Goal of the exercise. Render these lines as a Markdown table with two columns, Number and Record line, giving each line's row number and its text and omitting blank lines.

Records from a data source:
....
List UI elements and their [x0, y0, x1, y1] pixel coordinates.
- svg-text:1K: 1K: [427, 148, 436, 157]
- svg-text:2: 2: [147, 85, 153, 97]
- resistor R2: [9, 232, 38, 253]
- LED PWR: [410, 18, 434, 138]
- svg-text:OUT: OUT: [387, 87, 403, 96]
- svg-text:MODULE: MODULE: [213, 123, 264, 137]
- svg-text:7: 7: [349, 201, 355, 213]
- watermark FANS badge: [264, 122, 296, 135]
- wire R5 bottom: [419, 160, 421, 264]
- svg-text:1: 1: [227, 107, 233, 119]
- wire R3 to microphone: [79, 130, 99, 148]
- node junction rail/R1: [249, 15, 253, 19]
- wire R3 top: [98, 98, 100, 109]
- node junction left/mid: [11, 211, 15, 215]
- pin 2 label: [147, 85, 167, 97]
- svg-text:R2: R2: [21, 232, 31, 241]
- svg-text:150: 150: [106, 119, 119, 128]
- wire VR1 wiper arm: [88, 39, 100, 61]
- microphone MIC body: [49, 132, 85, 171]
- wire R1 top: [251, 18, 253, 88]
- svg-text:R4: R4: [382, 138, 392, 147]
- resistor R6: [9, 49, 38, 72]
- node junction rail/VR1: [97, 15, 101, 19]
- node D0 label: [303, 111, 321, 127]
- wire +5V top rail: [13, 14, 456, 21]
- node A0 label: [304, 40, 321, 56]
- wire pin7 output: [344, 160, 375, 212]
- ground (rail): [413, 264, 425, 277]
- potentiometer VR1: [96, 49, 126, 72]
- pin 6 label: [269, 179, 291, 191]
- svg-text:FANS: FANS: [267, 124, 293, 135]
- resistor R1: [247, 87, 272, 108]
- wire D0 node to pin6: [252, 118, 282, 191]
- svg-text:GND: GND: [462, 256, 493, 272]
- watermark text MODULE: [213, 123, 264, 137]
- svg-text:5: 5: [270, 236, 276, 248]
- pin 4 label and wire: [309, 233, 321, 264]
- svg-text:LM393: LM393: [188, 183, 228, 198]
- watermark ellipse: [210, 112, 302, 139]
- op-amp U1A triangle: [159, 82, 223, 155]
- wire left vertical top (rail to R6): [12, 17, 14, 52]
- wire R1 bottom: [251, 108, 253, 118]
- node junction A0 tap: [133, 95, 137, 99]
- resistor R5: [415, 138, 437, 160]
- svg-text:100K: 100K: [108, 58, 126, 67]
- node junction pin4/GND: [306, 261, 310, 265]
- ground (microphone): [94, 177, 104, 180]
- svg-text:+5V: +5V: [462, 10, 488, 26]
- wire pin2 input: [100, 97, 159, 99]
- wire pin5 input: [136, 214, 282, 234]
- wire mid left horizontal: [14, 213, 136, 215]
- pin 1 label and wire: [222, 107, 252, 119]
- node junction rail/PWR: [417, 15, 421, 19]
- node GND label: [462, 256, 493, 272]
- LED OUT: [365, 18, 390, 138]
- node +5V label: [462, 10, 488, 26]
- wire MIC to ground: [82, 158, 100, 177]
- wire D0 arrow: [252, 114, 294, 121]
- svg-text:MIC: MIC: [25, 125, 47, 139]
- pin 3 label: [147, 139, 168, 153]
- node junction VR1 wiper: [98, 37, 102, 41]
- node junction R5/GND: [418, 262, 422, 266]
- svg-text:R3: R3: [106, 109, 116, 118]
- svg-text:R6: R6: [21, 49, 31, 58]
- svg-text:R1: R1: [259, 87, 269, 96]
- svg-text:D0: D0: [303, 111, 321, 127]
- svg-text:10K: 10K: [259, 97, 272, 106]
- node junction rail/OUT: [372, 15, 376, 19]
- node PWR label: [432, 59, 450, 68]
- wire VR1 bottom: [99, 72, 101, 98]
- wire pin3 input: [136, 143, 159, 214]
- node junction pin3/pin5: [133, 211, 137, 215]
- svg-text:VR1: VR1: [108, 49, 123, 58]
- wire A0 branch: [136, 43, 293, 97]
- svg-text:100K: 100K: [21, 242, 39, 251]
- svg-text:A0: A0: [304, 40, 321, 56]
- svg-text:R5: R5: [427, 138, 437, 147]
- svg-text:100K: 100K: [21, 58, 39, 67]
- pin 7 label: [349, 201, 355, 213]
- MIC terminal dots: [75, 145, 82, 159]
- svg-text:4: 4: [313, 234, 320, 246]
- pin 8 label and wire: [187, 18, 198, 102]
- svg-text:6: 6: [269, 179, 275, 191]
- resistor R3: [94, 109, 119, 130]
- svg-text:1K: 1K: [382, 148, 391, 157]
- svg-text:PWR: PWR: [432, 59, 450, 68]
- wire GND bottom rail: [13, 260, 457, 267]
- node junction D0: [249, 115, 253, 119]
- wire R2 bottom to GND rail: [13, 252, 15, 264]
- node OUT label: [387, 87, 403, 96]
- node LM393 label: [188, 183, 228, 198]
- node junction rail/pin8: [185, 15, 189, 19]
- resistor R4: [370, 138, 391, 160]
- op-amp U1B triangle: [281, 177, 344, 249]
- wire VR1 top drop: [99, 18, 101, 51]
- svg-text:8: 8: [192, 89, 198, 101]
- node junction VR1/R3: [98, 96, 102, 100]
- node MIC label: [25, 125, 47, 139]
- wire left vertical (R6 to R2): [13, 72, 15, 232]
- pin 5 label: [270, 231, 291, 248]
....
Task output.
| Number | Record line |
|---|---|
| 1 | List UI elements and their [x0, y0, x1, y1] pixel coordinates. |
| 2 | - svg-text:1K: 1K: [427, 148, 436, 157] |
| 3 | - svg-text:2: 2: [147, 85, 153, 97] |
| 4 | - resistor R2: [9, 232, 38, 253] |
| 5 | - LED PWR: [410, 18, 434, 138] |
| 6 | - svg-text:OUT: OUT: [387, 87, 403, 96] |
| 7 | - svg-text:MODULE: MODULE: [213, 123, 264, 137] |
| 8 | - svg-text:7: 7: [349, 201, 355, 213] |
| 9 | - watermark FANS badge: [264, 122, 296, 135] |
| 10 | - wire R5 bottom: [419, 160, 421, 264] |
| 11 | - svg-text:1: 1: [227, 107, 233, 119] |
| 12 | - wire R3 to microphone: [79, 130, 99, 148] |
| 13 | - node junction rail/R1: [249, 15, 253, 19] |
| 14 | - wire R3 top: [98, 98, 100, 109] |
| 15 | - node junction left/mid: [11, 211, 15, 215] |
| 16 | - pin 2 label: [147, 85, 167, 97] |
| 17 | - svg-text:R2: R2: [21, 232, 31, 241] |
| 18 | - svg-text:150: 150: [106, 119, 119, 128] |
| 19 | - wire VR1 wiper arm: [88, 39, 100, 61] |
| 20 | - microphone MIC body: [49, 132, 85, 171] |
| 21 | - wire R1 top: [251, 18, 253, 88] |
| 22 | - svg-text:R4: R4: [382, 138, 392, 147] |
| 23 | - resistor R6: [9, 49, 38, 72] |
| 24 | - node junction rail/VR1: [97, 15, 101, 19] |
| 25 | - node D0 label: [303, 111, 321, 127] |
| 26 | - wire +5V top rail: [13, 14, 456, 21] |
| 27 | - node A0 label: [304, 40, 321, 56] |
| 28 | - wire pin7 output: [344, 160, 375, 212] |
| 29 | - ground (rail): [413, 264, 425, 277] |
| 30 | - potentiometer VR1: [96, 49, 126, 72] |
| 31 | - pin 6 label: [269, 179, 291, 191] |
| 32 | - svg-text:FANS: FANS: [267, 124, 293, 135] |
| 33 | - resistor R1: [247, 87, 272, 108] |
| 34 | - wire D0 node to pin6: [252, 118, 282, 191] |
| 35 | - svg-text:GND: GND: [462, 256, 493, 272] |
| 36 | - watermark text MODULE: [213, 123, 264, 137] |
| 37 | - svg-text:5: 5: [270, 236, 276, 248] |
| 38 | - pin 4 label and wire: [309, 233, 321, 264] |
| 39 | - svg-text:LM393: LM393: [188, 183, 228, 198] |
| 40 | - watermark ellipse: [210, 112, 302, 139] |
| 41 | - op-amp U1A triangle: [159, 82, 223, 155] |
| 42 | - wire left vertical top (rail to R6): [12, 17, 14, 52] |
| 43 | - wire R1 bottom: [251, 108, 253, 118] |
| 44 | - node junction A0 tap: [133, 95, 137, 99] |
| 45 | - resistor R5: [415, 138, 437, 160] |
| 46 | - svg-text:100K: 100K: [108, 58, 126, 67] |
| 47 | - node junction pin4/GND: [306, 261, 310, 265] |
| 48 | - ground (microphone): [94, 177, 104, 180] |
| 49 | - svg-text:+5V: +5V: [462, 10, 488, 26] |
| 50 | - wire pin2 input: [100, 97, 159, 99] |
| 51 | - wire pin5 input: [136, 214, 282, 234] |
| 52 | - wire mid left horizontal: [14, 213, 136, 215] |
| 53 | - pin 1 label and wire: [222, 107, 252, 119] |
| 54 | - node junction rail/PWR: [417, 15, 421, 19] |
| 55 | - node GND label: [462, 256, 493, 272] |
| 56 | - LED OUT: [365, 18, 390, 138] |
| 57 | - node +5V label: [462, 10, 488, 26] |
| 58 | - wire MIC to ground: [82, 158, 100, 177] |
| 59 | - wire D0 arrow: [252, 114, 294, 121] |
| 60 | - svg-text:MIC: MIC: [25, 125, 47, 139] |
| 61 | - pin 3 label: [147, 139, 168, 153] |
| 62 | - node junction VR1 wiper: [98, 37, 102, 41] |
| 63 | - node junction R5/GND: [418, 262, 422, 266] |
| 64 | - svg-text:R3: R3: [106, 109, 116, 118] |
| 65 | - svg-text:R6: R6: [21, 49, 31, 58] |
| 66 | - svg-text:R1: R1: [259, 87, 269, 96] |
| 67 | - svg-text:D0: D0: [303, 111, 321, 127] |
| 68 | - svg-text:10K: 10K: [259, 97, 272, 106] |
| 69 | - node junction rail/OUT: [372, 15, 376, 19] |
| 70 | - node PWR label: [432, 59, 450, 68] |
| 71 | - wire VR1 bottom: [99, 72, 101, 98] |
| 72 | - wire pin3 input: [136, 143, 159, 214] |
| 73 | - node junction pin3/pin5: [133, 211, 137, 215] |
| 74 | - svg-text:VR1: VR1: [108, 49, 123, 58] |
| 75 | - wire A0 branch: [136, 43, 293, 97] |
| 76 | - svg-text:100K: 100K: [21, 242, 39, 251] |
| 77 | - svg-text:A0: A0: [304, 40, 321, 56] |
| 78 | - svg-text:R5: R5: [427, 138, 437, 147] |
| 79 | - svg-text:100K: 100K: [21, 58, 39, 67] |
| 80 | - pin 7 label: [349, 201, 355, 213] |
| 81 | - MIC terminal dots: [75, 145, 82, 159] |
| 82 | - svg-text:4: 4: [313, 234, 320, 246] |
| 83 | - pin 8 label and wire: [187, 18, 198, 102] |
| 84 | - svg-text:6: 6: [269, 179, 275, 191] |
| 85 | - resistor R3: [94, 109, 119, 130] |
| 86 | - svg-text:1K: 1K: [382, 148, 391, 157] |
| 87 | - svg-text:PWR: PWR: [432, 59, 450, 68] |
| 88 | - wire GND bottom rail: [13, 260, 457, 267] |
| 89 | - node junction D0: [249, 115, 253, 119] |
| 90 | - wire R2 bottom to GND rail: [13, 252, 15, 264] |
| 91 | - node OUT label: [387, 87, 403, 96] |
| 92 | - node LM393 label: [188, 183, 228, 198] |
| 93 | - node junction rail/pin8: [185, 15, 189, 19] |
| 94 | - resistor R4: [370, 138, 391, 160] |
| 95 | - op-amp U1B triangle: [281, 177, 344, 249] |
| 96 | - wire VR1 top drop: [99, 18, 101, 51] |
| 97 | - svg-text:8: 8: [192, 89, 198, 101] |
| 98 | - node junction VR1/R3: [98, 96, 102, 100] |
| 99 | - node MIC label: [25, 125, 47, 139] |
| 100 | - wire left vertical (R6 to R2): [13, 72, 15, 232] |
| 101 | - pin 5 label: [270, 231, 291, 248] |